[Annotated element entries]
((
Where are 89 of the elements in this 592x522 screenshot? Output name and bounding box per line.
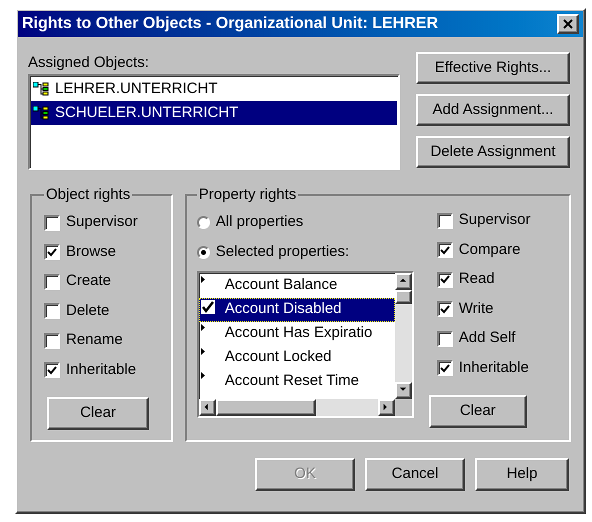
checkbox[interactable] bbox=[436, 242, 453, 258]
checkbox-option[interactable]: Supervisor bbox=[436, 210, 530, 230]
group-title: Property rights bbox=[198, 185, 298, 205]
checkbox-label: Read bbox=[458, 269, 495, 290]
checkbox-label: Write bbox=[458, 298, 494, 319]
checkbox-option[interactable]: Compare bbox=[436, 240, 530, 260]
checkbox[interactable] bbox=[44, 303, 60, 319]
property-item[interactable]: Account Balance bbox=[198, 274, 395, 298]
property-item[interactable]: Account Locked bbox=[198, 346, 395, 370]
radio-button[interactable] bbox=[196, 216, 210, 229]
check-icon bbox=[47, 366, 57, 374]
property-item[interactable]: Account Has Expiratio bbox=[198, 322, 395, 346]
checkbox[interactable] bbox=[436, 330, 453, 346]
scroll-thumb[interactable] bbox=[216, 398, 316, 416]
object-name: SCHUELER.UNTERRICHT bbox=[55, 102, 238, 123]
check-icon bbox=[200, 300, 215, 314]
dialog-button[interactable]: Delete Assignment bbox=[416, 136, 570, 168]
checkbox-label: Inheritable bbox=[66, 360, 136, 380]
radio-option[interactable]: Selected properties: bbox=[196, 242, 417, 262]
checkbox-option[interactable]: Delete bbox=[44, 301, 159, 321]
dialog-button[interactable]: Help bbox=[475, 458, 569, 491]
checkbox-option[interactable]: Supervisor bbox=[44, 212, 159, 232]
object-name: LEHRER.UNTERRICHT bbox=[55, 78, 218, 99]
tree-icon bbox=[33, 82, 49, 96]
checkbox[interactable] bbox=[436, 212, 453, 228]
checkbox-option[interactable]: Read bbox=[436, 270, 530, 290]
scroll-down-button[interactable] bbox=[394, 382, 412, 398]
pointer-icon bbox=[200, 372, 205, 378]
checkbox-label: Create bbox=[66, 271, 112, 292]
checkbox-option[interactable]: Rename bbox=[44, 330, 159, 350]
radio-button[interactable] bbox=[196, 246, 210, 259]
pointer-icon bbox=[200, 276, 205, 282]
close-button[interactable] bbox=[557, 14, 579, 34]
checkbox-option[interactable]: Inheritable bbox=[44, 360, 159, 380]
checkbox[interactable] bbox=[436, 360, 453, 376]
triangle-up-icon bbox=[398, 277, 408, 285]
checkbox[interactable] bbox=[44, 332, 60, 348]
dialog-button[interactable]: Cancel bbox=[365, 458, 465, 491]
checkbox[interactable] bbox=[44, 244, 60, 260]
scroll-right-button[interactable] bbox=[378, 398, 395, 416]
checkbox[interactable] bbox=[436, 272, 453, 288]
checkbox-label: Supervisor bbox=[66, 212, 138, 232]
checkbox-option[interactable]: Browse bbox=[44, 242, 159, 262]
checkbox[interactable] bbox=[44, 274, 60, 290]
checkbox-label: Add Self bbox=[458, 328, 516, 348]
window-title: Rights to Other Objects - Organizational Unit: LEHRER bbox=[22, 14, 438, 34]
checkbox[interactable] bbox=[44, 362, 60, 378]
checkbox[interactable] bbox=[44, 214, 60, 230]
checkbox-label: Inheritable bbox=[458, 358, 529, 378]
check-icon bbox=[440, 304, 450, 314]
property-item[interactable]: Account Reset Time bbox=[198, 370, 395, 394]
property-item[interactable]: Account Disabled bbox=[198, 298, 395, 322]
pointer-icon bbox=[200, 348, 205, 354]
property-name: Account Balance bbox=[224, 274, 338, 294]
radio-label: All properties bbox=[216, 212, 304, 232]
checkbox-label: Compare bbox=[458, 240, 520, 260]
dialog-button[interactable]: Clear bbox=[47, 397, 149, 430]
checkbox-option[interactable]: Create bbox=[44, 272, 159, 292]
checkbox-option[interactable]: Inheritable bbox=[436, 358, 530, 378]
close-icon bbox=[563, 19, 573, 29]
radio-option[interactable]: All properties bbox=[196, 212, 417, 232]
list-item[interactable]: LEHRER.UNTERRICHT bbox=[31, 77, 397, 101]
pointer-icon bbox=[200, 324, 205, 330]
dialog-button[interactable]: Add Assignment... bbox=[416, 94, 570, 126]
list-label: Assigned Objects: bbox=[28, 53, 150, 72]
property-name: Account Has Expiratio bbox=[224, 322, 372, 342]
scroll-thumb[interactable] bbox=[394, 290, 412, 304]
tree-icon bbox=[33, 106, 49, 120]
property-name: Account Disabled bbox=[224, 298, 342, 318]
checkbox-label: Delete bbox=[66, 300, 110, 321]
check-icon bbox=[440, 246, 450, 254]
checkbox-label: Supervisor bbox=[458, 210, 530, 230]
checkbox-option[interactable]: Write bbox=[436, 299, 530, 319]
check-icon bbox=[440, 275, 450, 284]
check-icon bbox=[47, 248, 57, 256]
list-item[interactable]: SCHUELER.UNTERRICHT bbox=[31, 101, 397, 125]
checkbox-label: Rename bbox=[66, 330, 123, 350]
scroll-left-button[interactable] bbox=[198, 398, 216, 416]
radio-label: Selected properties: bbox=[216, 242, 350, 262]
dialog-button[interactable]: Clear bbox=[428, 395, 527, 428]
checkbox-label: Browse bbox=[66, 242, 116, 262]
property-name: Account Locked bbox=[224, 346, 332, 366]
checkbox-option[interactable]: Add Self bbox=[436, 328, 530, 348]
checkbox[interactable] bbox=[436, 301, 453, 317]
scroll-up-button[interactable] bbox=[394, 272, 412, 290]
property-name: Account Reset Time bbox=[224, 370, 359, 390]
dialog-button[interactable]: Effective Rights... bbox=[416, 52, 570, 84]
check-icon bbox=[440, 364, 450, 372]
group-title: Object rights bbox=[45, 185, 132, 205]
))
◆ The request
Recast every line of the records above as a numbered list, skipping blank lines. Leave the pictures out.

◆ The result
1. Where are 89 of the elements in this 592x522 screenshot? Output name and bounding box per line.
2. checkbox[interactable] bbox=[436, 242, 453, 258]
3. checkbox-option[interactable]: Supervisor bbox=[436, 210, 530, 230]
4. group-title: Property rights bbox=[198, 185, 298, 205]
5. checkbox-label: Read bbox=[458, 269, 495, 290]
6. checkbox-label: Write bbox=[458, 298, 494, 319]
7. checkbox-option[interactable]: Compare bbox=[436, 240, 530, 260]
8. checkbox[interactable] bbox=[44, 303, 60, 319]
9. property-item[interactable]: Account Balance bbox=[198, 274, 395, 298]
10. property-item[interactable]: Account Locked bbox=[198, 346, 395, 370]
11. radio-button[interactable] bbox=[196, 216, 210, 229]
12. check-icon bbox=[47, 366, 57, 374]
13. property-item[interactable]: Account Has Expiratio bbox=[198, 322, 395, 346]
14. checkbox[interactable] bbox=[436, 330, 453, 346]
15. scroll-thumb[interactable] bbox=[216, 398, 316, 416]
16. object-name: SCHUELER.UNTERRICHT bbox=[55, 102, 238, 123]
17. check-icon bbox=[200, 300, 215, 314]
18. dialog-button[interactable]: Delete Assignment bbox=[416, 136, 570, 168]
19. checkbox-label: Inheritable bbox=[66, 360, 136, 380]
20. radio-option[interactable]: Selected properties: bbox=[196, 242, 417, 262]
21. checkbox-option[interactable]: Delete bbox=[44, 301, 159, 321]
22. dialog-button[interactable]: Help bbox=[475, 458, 569, 491]
23. checkbox-option[interactable]: Supervisor bbox=[44, 212, 159, 232]
24. object-name: LEHRER.UNTERRICHT bbox=[55, 78, 218, 99]
25. tree-icon bbox=[33, 82, 49, 96]
26. checkbox[interactable] bbox=[436, 212, 453, 228]
27. checkbox-option[interactable]: Read bbox=[436, 270, 530, 290]
28. scroll-down-button[interactable] bbox=[394, 382, 412, 398]
29. pointer-icon bbox=[200, 372, 205, 378]
30. checkbox-label: Create bbox=[66, 271, 112, 292]
31. checkbox-option[interactable]: Rename bbox=[44, 330, 159, 350]
32. radio-button[interactable] bbox=[196, 246, 210, 259]
33. pointer-icon bbox=[200, 276, 205, 282]
34. close-button[interactable] bbox=[557, 14, 579, 34]
35. checkbox-option[interactable]: Inheritable bbox=[44, 360, 159, 380]
36. checkbox[interactable] bbox=[436, 360, 453, 376]
37. triangle-up-icon bbox=[398, 277, 408, 285]
38. checkbox[interactable] bbox=[44, 332, 60, 348]
39. dialog-button[interactable]: Cancel bbox=[365, 458, 465, 491]
40. checkbox[interactable] bbox=[44, 244, 60, 260]
41. scroll-right-button[interactable] bbox=[378, 398, 395, 416]
42. checkbox[interactable] bbox=[436, 272, 453, 288]
43. checkbox-label: Supervisor bbox=[66, 212, 138, 232]
44. checkbox-option[interactable]: Browse bbox=[44, 242, 159, 262]
45. checkbox[interactable] bbox=[44, 274, 60, 290]
46. checkbox-label: Add Self bbox=[458, 328, 516, 348]
47. window-title: Rights to Other Objects - Organizational Unit: LEHRER bbox=[22, 14, 438, 34]
48. checkbox[interactable] bbox=[44, 362, 60, 378]
49. checkbox[interactable] bbox=[44, 214, 60, 230]
50. checkbox-label: Inheritable bbox=[458, 358, 529, 378]
51. check-icon bbox=[440, 304, 450, 314]
52. property-item[interactable]: Account Reset Time bbox=[198, 370, 395, 394]
53. property-item[interactable]: Account Disabled bbox=[198, 298, 395, 322]
54. pointer-icon bbox=[200, 348, 205, 354]
55. property-name: Account Balance bbox=[224, 274, 338, 294]
56. radio-label: All properties bbox=[216, 212, 304, 232]
57. checkbox-label: Compare bbox=[458, 240, 520, 260]
58. dialog-button[interactable]: Clear bbox=[47, 397, 149, 430]
59. checkbox-option[interactable]: Create bbox=[44, 272, 159, 292]
60. checkbox-option[interactable]: Inheritable bbox=[436, 358, 530, 378]
61. close-icon bbox=[563, 19, 573, 29]
62. radio-option[interactable]: All properties bbox=[196, 212, 417, 232]
63. list-item[interactable]: LEHRER.UNTERRICHT bbox=[31, 77, 397, 101]
64. pointer-icon bbox=[200, 324, 205, 330]
65. dialog-button[interactable]: Add Assignment... bbox=[416, 94, 570, 126]
66. list-label: Assigned Objects: bbox=[28, 53, 150, 72]
67. property-name: Account Has Expiratio bbox=[224, 322, 372, 342]
68. scroll-thumb[interactable] bbox=[394, 290, 412, 304]
69. tree-icon bbox=[33, 106, 49, 120]
70. property-name: Account Disabled bbox=[224, 298, 342, 318]
71. checkbox-label: Delete bbox=[66, 300, 110, 321]
72. check-icon bbox=[440, 246, 450, 254]
73. checkbox-label: Supervisor bbox=[458, 210, 530, 230]
74. checkbox-option[interactable]: Write bbox=[436, 299, 530, 319]
75. check-icon bbox=[440, 275, 450, 284]
76. check-icon bbox=[47, 248, 57, 256]
77. list-item[interactable]: SCHUELER.UNTERRICHT bbox=[31, 101, 397, 125]
78. checkbox-label: Rename bbox=[66, 330, 123, 350]
79. scroll-left-button[interactable] bbox=[198, 398, 216, 416]
80. radio-label: Selected properties: bbox=[216, 242, 350, 262]
81. dialog-button[interactable]: Clear bbox=[428, 395, 527, 428]
82. checkbox-label: Browse bbox=[66, 242, 116, 262]
83. property-name: Account Locked bbox=[224, 346, 332, 366]
84. checkbox-option[interactable]: Add Self bbox=[436, 328, 530, 348]
85. checkbox[interactable] bbox=[436, 301, 453, 317]
86. scroll-up-button[interactable] bbox=[394, 272, 412, 290]
87. property-name: Account Reset Time bbox=[224, 370, 359, 390]
88. dialog-button[interactable]: Effective Rights... bbox=[416, 52, 570, 84]
89. check-icon bbox=[440, 364, 450, 372]
90. group-title: Object rights bbox=[45, 185, 132, 205]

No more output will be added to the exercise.